• Brief
Can you find the lines of the listing that include "comprend" and copy every one?

□ □ □ □

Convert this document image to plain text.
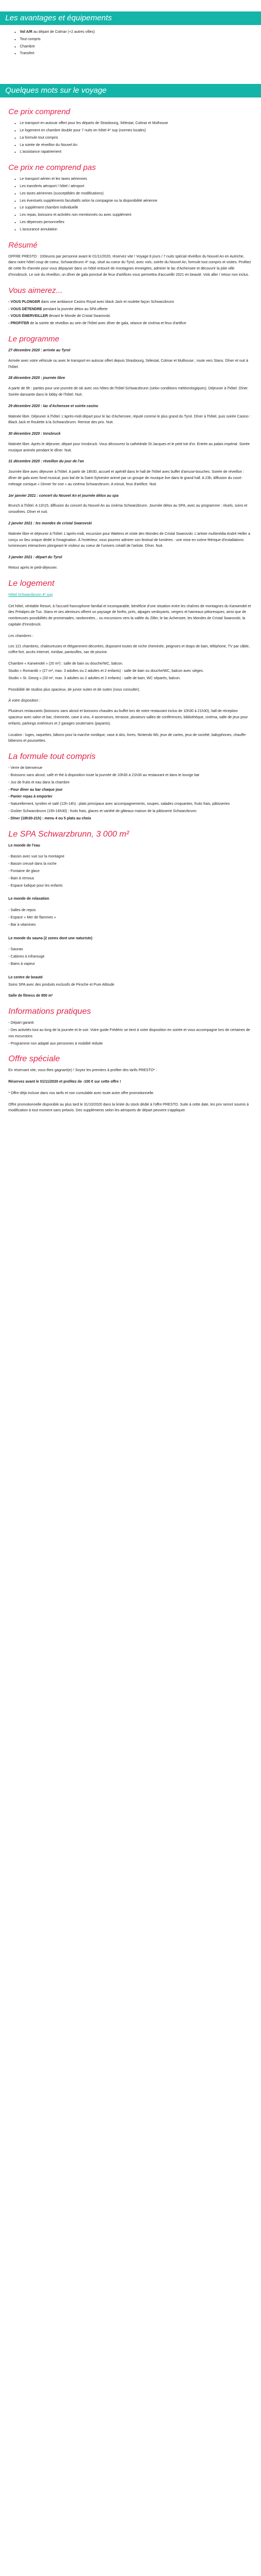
Les avantages et équipements
• Vol A/R au départ de Colmar (+2 autres villes)
• Tout compris
• Chambre
• Transfert
Quelques mots sur le voyage
Ce prix comprend
• Le transport en autocar offert pour les départs de Strasbourg, Sélestat, Colmar et Mulhouse
• Le logement en chambre double pour 7 nuits en hôtel 4* sup (normes locales)
• La formule tout compris
• La soirée de réveillon du Nouvel An
• L'assistance rapatriement
Ce prix ne comprend pas
• Le transport aérien et les taxes aériennes
• Les transferts aéroport / hôtel / aéroport
• Les taxes aériennes (susceptibles de modifications)
• Les éventuels suppléments facultatifs selon la compagnie ou la disponibilité aérienne
• Le supplément chambre individuelle
• Les repas, boissons et activités non mentionnés ou avec supplément
• Les dépenses personnelles
• L'assurance annulation
Résumé
OFFRE PRESTO : 100euros par personne avant le 01/11/2020, réservez vite ! Voyage 8 jours / 7 nuits spécial réveillon du Nouvel An en Autriche, dans notre hôtel coup de coeur, Schwarzbrunn 4* sup, situé au coeur du Tyrol, avec vols, soirée du Nouvel An, formule tout compris et visites. Profitez de cette fin d'année pour vous dépayser dans un hôtel entouré de montagnes enneigées, admirer le lac d'Achensee et découvrir la jolie ville d'Innsbruck. Le soir du réveillon, un dîner de gala ponctué de feux d'artifices vous permettra d'accueillir 2021 en beauté. Vols aller / retour non inclus.
Vous aimerez...
- VOUS PLONGER dans une ambiance Casino Royal avec black Jack et roulette façon Schwarzbrunn
- VOUS DÉTENDRE pendant la journée détox au SPA offerte
- VOUS ÉMERVEILLER devant le Monde de Cristal Swarovski
- PROFITER de la soirée de réveillon au sein de l'hôtel avec dîner de gala, séance de cinéma et feux d'artifice
Le programme
27 décembre 2020 : arrivée au Tyrol
Arrivée avec votre véhicule ou avec le transport en autocar offert depuis Strasbourg, Sélestat, Colmar et Mulhouse ; route vers Stans. Dîner et nuit à l'hôtel.
28 décembre 2020 : journée libre
A partir de 9h : parties pour une journée de ski avec vos hôtes de l'hôtel Schwarzbrunn (selon conditions météorologiques). Déjeuner à l'hôtel. Dîner. Soirée dansante dans le lobby de l'hôtel. Nuit.
29 décembre 2020 : lac d'Achensee et soirée casino
Matinée libre. Déjeuner à l'hôtel. L'après-midi départ pour le lac d'Achensee, réputé comme le plus grand du Tyrol. Dîner à l'hôtel, puis soirée Casino : Black Jack et Roulette à la Schwarzbrunn. Remise des prix. Nuit.
30 décembre 2020 : Innsbruck
Matinée libre. Après le déjeuner, départ pour Innsbruck. Vous découvrez la cathédrale St-Jacques et le petit toit d'or. Entrée au palais impérial. Soirée musique animée pendant le dîner. Nuit.
31 décembre 2020 : réveillon du jour de l'an
Journée libre avec déjeuner à l'hôtel. A partir de 18h30, accueil et apéritif dans le hall de l'hôtel avec buffet d'amuse-bouches. Soirée de réveillon : dîner de gala avec fond musical, puis bal de la Saint-Sylvestre animé par un groupe de musique live dans le grand hall. A 23h, diffusion du court-métrage comique « Dinner for one » au cinéma Schwarzbrunn. A minuit, feux d'artifice. Nuit.
1er janvier 2021 : concert du Nouvel An et journée détox au spa
Brunch à l'hôtel. A 11h15, diffusion du concert du Nouvel An au cinéma Schwarzbrunn. Journée détox au SPA, avec au programme : rituels, soins et smoothies. Dîner et nuit.
2 janvier 2021 : les mondes de cristal Swarovski
Matinée libre et déjeuner à l'hôtel. L'après-midi, excursion pour Wattens et visite des Mondes de Cristal Swarovski. L'artiste multimédia André Heller a conçu un lieu unique dédié à l'imagination. À l'extérieur, vous pourrez admirer son festival de lumières : une mise en scène féérique d'installations lumineuses interactives plongeant le visiteur au coeur de l'univers créatif de l'artiste. Dîner. Nuit.
3 janvier 2021 : départ du Tyrol
Retour après le petit-déjeuner.
Le logement
Hôtel Schwarzbrunn 4* sup
Cet hôtel, véritable Resort, à l'accueil francophone familial et incomparable, bénéficie d'une situation entre les chaînes de montagnes du Karwendel et des Préalpes de Tux. Stans et ses alentours offrent un paysage de forêts, prés, alpages verdoyants, vergers et hameaux pittoresques, ainsi que de nombreuses possibilités de promenades, randonnées... ou excursions vers la vallée du Ziller, le lac Achensee, les Mondes de Cristal Swarovski, la capitale d'Innsbruck.
Les chambres :
Les 121 chambres, chaleureuses et élégamment décorées, disposent toutes de niche cheminée, peignoirs et draps de bain, téléphone, TV par câble, coffre-fort, accès Internet, minibar, pantoufles, sac de piscine.
Chambre « Karwendel » (20 m²) : salle de bain ou douche/WC, balcon.
Studio « Romantik » (27 m², max. 3 adultes ou 2 adultes et 2 enfants) : salle de bain ou douche/WC, balcon avec sièges.
Studio « St. Georg » (33 m², max. 3 adultes ou 2 adultes et 2 enfants) : salle de bain, WC séparés, balcon.
Possibilité de studios plus spacieux, de junior suites et de suites (nous consulter).
À votre disposition :
Plusieurs restaurants (boissons sans alcool et boissons chaudes au buffet lors de notre restaurant inclus de 10h30 à 21h30), hall de réception spacieux avec salon et bar, cheminée, cave à vins, 4 ascenseurs, terrasse, plusieurs salles de conférences, bibliothèque, cinéma, salle de jeux pour enfants, parkings extérieurs et 2 garages souterrains (payants).
Location : luges, raquettes, bâtons pour la marche nordique, vase à skis, livres, Nintendo Wii, jeux de cartes, jeux de société, babyphones, chauffe-biberons et poussettes.
La formule tout compris
- Verre de bienvenue
- Boissons sans alcool, café et thé à disposition toute la journée de 10h30 à 21h30 au restaurant et dans le lounge bar
- Jus de fruits et eau dans la chambre
- Pour dîner au bar chaque jour
- Panier repas à emporter
- Naturellement, tyrolien et salé (12h-14h) : plats principaux avec accompagnements, soupes, salades croquantes, fruits frais, pâtisseries
- Goûter Schwarzbrunn (15h-16h30) : fruits frais, glaces et variété de gâteaux maison de la pâtisserie Schwarzbrunn
- Dîner (18h30-21h) : menu 4 ou 5 plats au choix
Le SPA Schwarzbrunn, 3 000 m²
Le monde de l'eau
- Bassin avec vue sur la montagne
- Bassin creusé dans la roche
- Fontaine de glace
- Bain à remous
- Espace ludique pour les enfants
Le monde de relaxation
- Salles de repos
- Espace « Mer de flammes »
- Bar à vitamines
Le monde du sauna (2 zones dont une naturiste)
- Saunas
- Cabines à infrarouge
- Bains à vapeur
Le centre de beauté
Soins SPA avec des produits exclusifs de Piroche et Pure Altitude
Salle de fitness de 850 m²
Informations pratiques
- Départ garanti
- Des activités tout au long de la journée et le soir. Votre guide Frédéric se tient à votre disposition en soirée et vous accompagne lors de certaines de vos excursions
- Programme non adapté aux personnes à mobilité réduite
Offre spéciale
En réservant vite, vous êtes gagnant(e) ! Soyez les premiers à profiter des tarifs PRESTO* :
Réservez avant le 01/11/2020 et profitez de -100 € sur cette offre !
* Offre déjà incluse dans nos tarifs et non cumulable avec toute autre offre promotionnelle.
Offre promotionnelle disponible au plus tard le 31/10/2020 dans la limite du stock dédié à l'offre PRESTO. Suite à cette date, les prix seront soumis à modification à tout moment sans préavis. Des suppléments selon les aéroports de départ peuvent s'appliquer.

□ □ □ □

• Answer to this task
Ce prix comprend
Ce prix ne comprend pas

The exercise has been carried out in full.